## Page extract:
- Born: January 21, 1994 (age 32) Trenton, Michigan, U.S.
- Height: 5 ft 11 in (180 cm)
- Weight: 171 lb (78 kg; 12 st 3 lb)
- Position: Center
- Shot: Left
- Played for: Vancouver Canucks
- NHL draft: Undrafted
- Playing career: 2017–2022

= Griffen Molino =

American professional ice hockey forward (born 1994)

Griffen Molino (born January 21, 1994) is an American former professional ice hockey forward. He most recently played with the Utah Grizzlies in the ECHL. He has previously played in the National Hockey League with the Vancouver Canucks.

==Playing career==
Molino first played minor hockey in the Little Caesars hockey program in Michigan. As a youth, he played in the 2006 and 2007, Quebec International Pee-Wee Hockey Tournaments with the Little Caesers minor ice hockey team. He enjoyed stints with the Brockville Braves in the Central Canada Hockey League, the Sioux Falls Stampede and Muskegon Lumberjacks of the United States Hockey League before committing to a collegiate career with Western Michigan University.

Molino played for the Western Michigan Broncos from 2015 to 2017.

After his sophomore season with the Broncos in 2016–17, Molino ended his collegiate career by signing as an undrafted free agent with the Vancouver Canucks to a two-year entry-level contract on March 28, 2017. He immediately joined the Canucks playing roster, and made his professional and NHL debut three days later in a 2–0 defeat to the Los Angeles Kings.

In his first full professional season in the 2017–18 season, Molino was assigned to the Canucks AHL affiliate, the Utica Comets. Molino suffered through injury and a lack of form, resulting in an unimpressive rookie campaign with 3 goals and 10 points in 46 games. In the off-season, Molino was not tendered a qualifying offer by the Canucks and was free to pursue free agency on June 25, 2018.

Unable to secure another NHL offer, Molino agreed to a one-year AHL contract with reigning champions, the Toronto Marlies, on July 5, 2018. In the 2018–19 season, Molino was unable to establish himself within the Marlies, appearing in 36 games producing 4 points. He was reassigned through the season to play in the ECHL with an affiliate, the Newfoundland Growlers, registering 6 points in 10 games.

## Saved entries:

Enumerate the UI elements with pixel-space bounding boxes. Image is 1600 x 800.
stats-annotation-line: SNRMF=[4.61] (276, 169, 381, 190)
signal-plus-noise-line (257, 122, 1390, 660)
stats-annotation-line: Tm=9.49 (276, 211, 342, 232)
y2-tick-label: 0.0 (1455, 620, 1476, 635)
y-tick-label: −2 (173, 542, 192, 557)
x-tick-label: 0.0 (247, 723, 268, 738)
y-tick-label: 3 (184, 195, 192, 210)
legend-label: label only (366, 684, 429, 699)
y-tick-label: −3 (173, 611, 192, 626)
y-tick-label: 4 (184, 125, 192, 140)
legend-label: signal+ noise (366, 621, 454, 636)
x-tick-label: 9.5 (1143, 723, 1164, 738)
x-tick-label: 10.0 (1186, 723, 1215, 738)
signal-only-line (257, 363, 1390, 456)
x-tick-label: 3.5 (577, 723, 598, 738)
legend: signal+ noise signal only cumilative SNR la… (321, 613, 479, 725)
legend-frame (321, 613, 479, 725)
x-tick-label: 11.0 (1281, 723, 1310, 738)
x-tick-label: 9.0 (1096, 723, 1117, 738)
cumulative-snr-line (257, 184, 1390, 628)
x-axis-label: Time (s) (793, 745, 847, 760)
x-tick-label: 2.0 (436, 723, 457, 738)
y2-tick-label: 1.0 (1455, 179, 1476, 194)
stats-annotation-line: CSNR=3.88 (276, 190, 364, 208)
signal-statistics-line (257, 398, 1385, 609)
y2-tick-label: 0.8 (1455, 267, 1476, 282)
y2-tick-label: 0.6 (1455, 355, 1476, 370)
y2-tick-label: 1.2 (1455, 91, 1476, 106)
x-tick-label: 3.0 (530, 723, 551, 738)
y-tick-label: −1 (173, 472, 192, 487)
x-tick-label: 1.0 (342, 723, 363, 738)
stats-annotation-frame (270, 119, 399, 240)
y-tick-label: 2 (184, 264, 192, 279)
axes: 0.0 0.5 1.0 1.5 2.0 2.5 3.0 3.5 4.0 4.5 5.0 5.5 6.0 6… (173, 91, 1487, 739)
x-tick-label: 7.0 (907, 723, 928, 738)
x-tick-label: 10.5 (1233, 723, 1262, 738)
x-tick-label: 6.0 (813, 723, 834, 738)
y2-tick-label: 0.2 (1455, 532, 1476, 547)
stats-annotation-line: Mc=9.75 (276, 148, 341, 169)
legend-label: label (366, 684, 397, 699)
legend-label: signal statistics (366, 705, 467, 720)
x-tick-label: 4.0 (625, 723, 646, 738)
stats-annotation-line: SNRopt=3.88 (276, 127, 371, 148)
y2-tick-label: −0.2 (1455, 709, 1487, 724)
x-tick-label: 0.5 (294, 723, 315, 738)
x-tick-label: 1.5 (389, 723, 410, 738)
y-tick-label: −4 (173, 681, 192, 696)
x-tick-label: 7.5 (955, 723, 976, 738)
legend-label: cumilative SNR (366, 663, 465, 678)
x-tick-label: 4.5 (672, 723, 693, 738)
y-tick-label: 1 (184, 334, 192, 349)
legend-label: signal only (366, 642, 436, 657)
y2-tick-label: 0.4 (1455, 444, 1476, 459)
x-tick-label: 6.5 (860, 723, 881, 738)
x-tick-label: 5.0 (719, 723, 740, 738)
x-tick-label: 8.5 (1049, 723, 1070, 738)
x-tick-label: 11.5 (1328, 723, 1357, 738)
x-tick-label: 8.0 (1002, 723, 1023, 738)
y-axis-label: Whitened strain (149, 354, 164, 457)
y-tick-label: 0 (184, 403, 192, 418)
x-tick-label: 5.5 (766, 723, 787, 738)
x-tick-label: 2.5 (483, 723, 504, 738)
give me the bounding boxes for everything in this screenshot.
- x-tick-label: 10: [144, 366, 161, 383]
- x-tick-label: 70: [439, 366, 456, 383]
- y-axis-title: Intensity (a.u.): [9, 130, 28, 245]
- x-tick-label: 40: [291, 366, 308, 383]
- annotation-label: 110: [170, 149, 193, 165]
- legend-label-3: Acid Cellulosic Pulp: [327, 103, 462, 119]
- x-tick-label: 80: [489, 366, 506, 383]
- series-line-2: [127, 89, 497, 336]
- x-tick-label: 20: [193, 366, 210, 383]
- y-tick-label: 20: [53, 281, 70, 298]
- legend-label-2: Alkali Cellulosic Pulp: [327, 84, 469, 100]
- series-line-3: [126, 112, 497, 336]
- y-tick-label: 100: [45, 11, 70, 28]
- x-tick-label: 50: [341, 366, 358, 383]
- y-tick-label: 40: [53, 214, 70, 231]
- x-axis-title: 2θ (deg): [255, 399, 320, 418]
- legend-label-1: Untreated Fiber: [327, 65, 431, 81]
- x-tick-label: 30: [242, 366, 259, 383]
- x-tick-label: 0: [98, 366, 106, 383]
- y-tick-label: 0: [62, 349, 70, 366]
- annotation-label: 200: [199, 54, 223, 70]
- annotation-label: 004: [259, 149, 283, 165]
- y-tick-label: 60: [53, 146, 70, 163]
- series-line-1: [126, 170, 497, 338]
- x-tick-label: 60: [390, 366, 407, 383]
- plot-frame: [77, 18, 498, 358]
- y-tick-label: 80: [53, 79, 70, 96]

## Prompt:
From the page on Griffen Molino, repeat word for word the part that begins at the words "- Position: Center" and stops after "forward (born 1994)".

## Exercise answer:
- Position: Center
- Shot: Left
- Played for: Vancouver Canucks
- NHL draft: Undrafted
- Playing career: 2017–2022

= Griffen Molino =

American professional ice hockey forward (born 1994)